Raw records
• • • • • • •

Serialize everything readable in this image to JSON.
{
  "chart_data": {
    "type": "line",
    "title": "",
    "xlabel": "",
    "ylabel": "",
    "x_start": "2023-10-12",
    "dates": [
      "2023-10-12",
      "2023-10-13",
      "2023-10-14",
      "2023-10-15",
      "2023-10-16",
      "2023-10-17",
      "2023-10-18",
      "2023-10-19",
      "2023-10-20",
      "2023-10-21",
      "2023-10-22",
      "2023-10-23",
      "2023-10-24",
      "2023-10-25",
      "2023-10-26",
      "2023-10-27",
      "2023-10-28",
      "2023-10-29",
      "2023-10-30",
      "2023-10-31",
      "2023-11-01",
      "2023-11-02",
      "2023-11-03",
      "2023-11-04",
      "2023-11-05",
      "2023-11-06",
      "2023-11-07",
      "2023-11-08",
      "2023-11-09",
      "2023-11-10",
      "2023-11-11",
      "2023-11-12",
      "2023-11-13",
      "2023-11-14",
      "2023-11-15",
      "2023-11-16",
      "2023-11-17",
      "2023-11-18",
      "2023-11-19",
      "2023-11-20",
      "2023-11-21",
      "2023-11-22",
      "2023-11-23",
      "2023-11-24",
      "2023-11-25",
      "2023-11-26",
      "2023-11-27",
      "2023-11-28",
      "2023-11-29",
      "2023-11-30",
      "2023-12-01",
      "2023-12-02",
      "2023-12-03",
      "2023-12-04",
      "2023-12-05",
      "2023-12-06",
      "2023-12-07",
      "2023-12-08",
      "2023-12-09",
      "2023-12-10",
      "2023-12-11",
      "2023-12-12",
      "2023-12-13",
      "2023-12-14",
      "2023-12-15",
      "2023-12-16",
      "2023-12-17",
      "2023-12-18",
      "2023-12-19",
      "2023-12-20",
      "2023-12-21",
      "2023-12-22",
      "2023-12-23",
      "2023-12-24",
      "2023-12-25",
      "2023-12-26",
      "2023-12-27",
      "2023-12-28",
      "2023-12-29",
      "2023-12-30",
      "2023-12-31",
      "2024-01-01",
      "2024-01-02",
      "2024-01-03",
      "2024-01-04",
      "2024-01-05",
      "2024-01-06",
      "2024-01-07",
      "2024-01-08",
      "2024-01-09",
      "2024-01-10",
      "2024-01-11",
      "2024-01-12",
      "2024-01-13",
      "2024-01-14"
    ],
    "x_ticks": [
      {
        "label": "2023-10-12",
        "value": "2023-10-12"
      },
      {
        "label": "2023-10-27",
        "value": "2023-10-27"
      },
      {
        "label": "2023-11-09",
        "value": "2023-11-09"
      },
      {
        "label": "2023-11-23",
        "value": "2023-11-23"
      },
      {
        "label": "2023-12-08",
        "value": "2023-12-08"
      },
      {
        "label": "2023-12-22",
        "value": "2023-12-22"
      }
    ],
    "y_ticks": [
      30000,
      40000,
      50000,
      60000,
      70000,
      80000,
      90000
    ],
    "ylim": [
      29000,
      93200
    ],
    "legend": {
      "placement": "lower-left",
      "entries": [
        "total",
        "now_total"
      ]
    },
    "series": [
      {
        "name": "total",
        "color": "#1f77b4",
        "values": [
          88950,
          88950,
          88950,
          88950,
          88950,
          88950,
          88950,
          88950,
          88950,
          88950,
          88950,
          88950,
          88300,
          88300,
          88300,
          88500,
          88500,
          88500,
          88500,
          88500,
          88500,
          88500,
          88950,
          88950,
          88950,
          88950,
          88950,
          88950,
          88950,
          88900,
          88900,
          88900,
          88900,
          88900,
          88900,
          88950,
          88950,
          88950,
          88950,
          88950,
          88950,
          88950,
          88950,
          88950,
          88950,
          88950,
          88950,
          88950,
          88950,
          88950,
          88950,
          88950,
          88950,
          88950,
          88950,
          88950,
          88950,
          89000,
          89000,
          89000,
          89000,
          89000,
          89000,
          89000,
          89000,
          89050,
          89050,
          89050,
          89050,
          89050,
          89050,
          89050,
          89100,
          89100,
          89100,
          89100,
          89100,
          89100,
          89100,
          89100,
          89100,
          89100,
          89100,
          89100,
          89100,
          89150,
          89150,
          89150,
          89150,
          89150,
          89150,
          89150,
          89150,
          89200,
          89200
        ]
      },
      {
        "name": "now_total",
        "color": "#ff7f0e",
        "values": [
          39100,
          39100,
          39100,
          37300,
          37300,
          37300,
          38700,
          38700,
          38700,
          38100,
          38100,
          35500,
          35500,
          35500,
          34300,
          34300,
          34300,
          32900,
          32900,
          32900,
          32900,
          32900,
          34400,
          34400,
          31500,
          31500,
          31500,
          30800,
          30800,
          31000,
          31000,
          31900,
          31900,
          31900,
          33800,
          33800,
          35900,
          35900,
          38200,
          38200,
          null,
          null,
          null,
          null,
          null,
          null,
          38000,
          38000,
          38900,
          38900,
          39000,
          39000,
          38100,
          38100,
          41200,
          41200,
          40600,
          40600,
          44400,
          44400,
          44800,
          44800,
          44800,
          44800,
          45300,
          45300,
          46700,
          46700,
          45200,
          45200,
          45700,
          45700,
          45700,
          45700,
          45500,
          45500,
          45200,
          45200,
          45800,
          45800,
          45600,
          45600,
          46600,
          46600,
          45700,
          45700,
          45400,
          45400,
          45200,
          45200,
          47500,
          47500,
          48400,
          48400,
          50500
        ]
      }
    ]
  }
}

• • • • • • •

WORK INSTRUCTIONS: Can you restate every record above word for word?

TASK RESPONSE:
Serialize everything readable in this image to JSON.
{
  "chart_data": {
    "type": "line",
    "title": "",
    "xlabel": "",
    "ylabel": "",
    "x_start": "2023-10-12",
    "dates": [
      "2023-10-12",
      "2023-10-13",
      "2023-10-14",
      "2023-10-15",
      "2023-10-16",
      "2023-10-17",
      "2023-10-18",
      "2023-10-19",
      "2023-10-20",
      "2023-10-21",
      "2023-10-22",
      "2023-10-23",
      "2023-10-24",
      "2023-10-25",
      "2023-10-26",
      "2023-10-27",
      "2023-10-28",
      "2023-10-29",
      "2023-10-30",
      "2023-10-31",
      "2023-11-01",
      "2023-11-02",
      "2023-11-03",
      "2023-11-04",
      "2023-11-05",
      "2023-11-06",
      "2023-11-07",
      "2023-11-08",
      "2023-11-09",
      "2023-11-10",
      "2023-11-11",
      "2023-11-12",
      "2023-11-13",
      "2023-11-14",
      "2023-11-15",
      "2023-11-16",
      "2023-11-17",
      "2023-11-18",
      "2023-11-19",
      "2023-11-20",
      "2023-11-21",
      "2023-11-22",
      "2023-11-23",
      "2023-11-24",
      "2023-11-25",
      "2023-11-26",
      "2023-11-27",
      "2023-11-28",
      "2023-11-29",
      "2023-11-30",
      "2023-12-01",
      "2023-12-02",
      "2023-12-03",
      "2023-12-04",
      "2023-12-05",
      "2023-12-06",
      "2023-12-07",
      "2023-12-08",
      "2023-12-09",
      "2023-12-10",
      "2023-12-11",
      "2023-12-12",
      "2023-12-13",
      "2023-12-14",
      "2023-12-15",
      "2023-12-16",
      "2023-12-17",
      "2023-12-18",
      "2023-12-19",
      "2023-12-20",
      "2023-12-21",
      "2023-12-22",
      "2023-12-23",
      "2023-12-24",
      "2023-12-25",
      "2023-12-26",
      "2023-12-27",
      "2023-12-28",
      "2023-12-29",
      "2023-12-30",
      "2023-12-31",
      "2024-01-01",
      "2024-01-02",
      "2024-01-03",
      "2024-01-04",
      "2024-01-05",
      "2024-01-06",
      "2024-01-07",
      "2024-01-08",
      "2024-01-09",
      "2024-01-10",
      "2024-01-11",
      "2024-01-12",
      "2024-01-13",
      "2024-01-14"
    ],
    "x_ticks": [
      {
        "label": "2023-10-12",
        "value": "2023-10-12"
      },
      {
        "label": "2023-10-27",
        "value": "2023-10-27"
      },
      {
        "label": "2023-11-09",
        "value": "2023-11-09"
      },
      {
        "label": "2023-11-23",
        "value": "2023-11-23"
      },
      {
        "label": "2023-12-08",
        "value": "2023-12-08"
      },
      {
        "label": "2023-12-22",
        "value": "2023-12-22"
      }
    ],
    "y_ticks": [
      30000,
      40000,
      50000,
      60000,
      70000,
      80000,
      90000
    ],
    "ylim": [
      29000,
      93200
    ],
    "legend": {
      "placement": "lower-left",
      "entries": [
        "total",
        "now_total"
      ]
    },
    "series": [
      {
        "name": "total",
        "color": "#1f77b4",
        "values": [
          88950,
          88950,
          88950,
          88950,
          88950,
          88950,
          88950,
          88950,
          88950,
          88950,
          88950,
          88950,
          88300,
          88300,
          88300,
          88500,
          88500,
          88500,
          88500,
          88500,
          88500,
          88500,
          88950,
          88950,
          88950,
          88950,
          88950,
          88950,
          88950,
          88900,
          88900,
          88900,
          88900,
          88900,
          88900,
          88950,
          88950,
          88950,
          88950,
          88950,
          88950,
          88950,
          88950,
          88950,
          88950,
          88950,
          88950,
          88950,
          88950,
          88950,
          88950,
          88950,
          88950,
          88950,
          88950,
          88950,
          88950,
          89000,
          89000,
          89000,
          89000,
          89000,
          89000,
          89000,
          89000,
          89050,
          89050,
          89050,
          89050,
          89050,
          89050,
          89050,
          89100,
          89100,
          89100,
          89100,
          89100,
          89100,
          89100,
          89100,
          89100,
          89100,
          89100,
          89100,
          89100,
          89150,
          89150,
          89150,
          89150,
          89150,
          89150,
          89150,
          89150,
          89200,
          89200
        ]
      },
      {
        "name": "now_total",
        "color": "#ff7f0e",
        "values": [
          39100,
          39100,
          39100,
          37300,
          37300,
          37300,
          38700,
          38700,
          38700,
          38100,
          38100,
          35500,
          35500,
          35500,
          34300,
          34300,
          34300,
          32900,
          32900,
          32900,
          32900,
          32900,
          34400,
          34400,
          31500,
          31500,
          31500,
          30800,
          30800,
          31000,
          31000,
          31900,
          31900,
          31900,
          33800,
          33800,
          35900,
          35900,
          38200,
          38200,
          null,
          null,
          null,
          null,
          null,
          null,
          38000,
          38000,
          38900,
          38900,
          39000,
          39000,
          38100,
          38100,
          41200,
          41200,
          40600,
          40600,
          44400,
          44400,
          44800,
          44800,
          44800,
          44800,
          45300,
          45300,
          46700,
          46700,
          45200,
          45200,
          45700,
          45700,
          45700,
          45700,
          45500,
          45500,
          45200,
          45200,
          45800,
          45800,
          45600,
          45600,
          46600,
          46600,
          45700,
          45700,
          45400,
          45400,
          45200,
          45200,
          47500,
          47500,
          48400,
          48400,
          50500
        ]
      }
    ]
  }
}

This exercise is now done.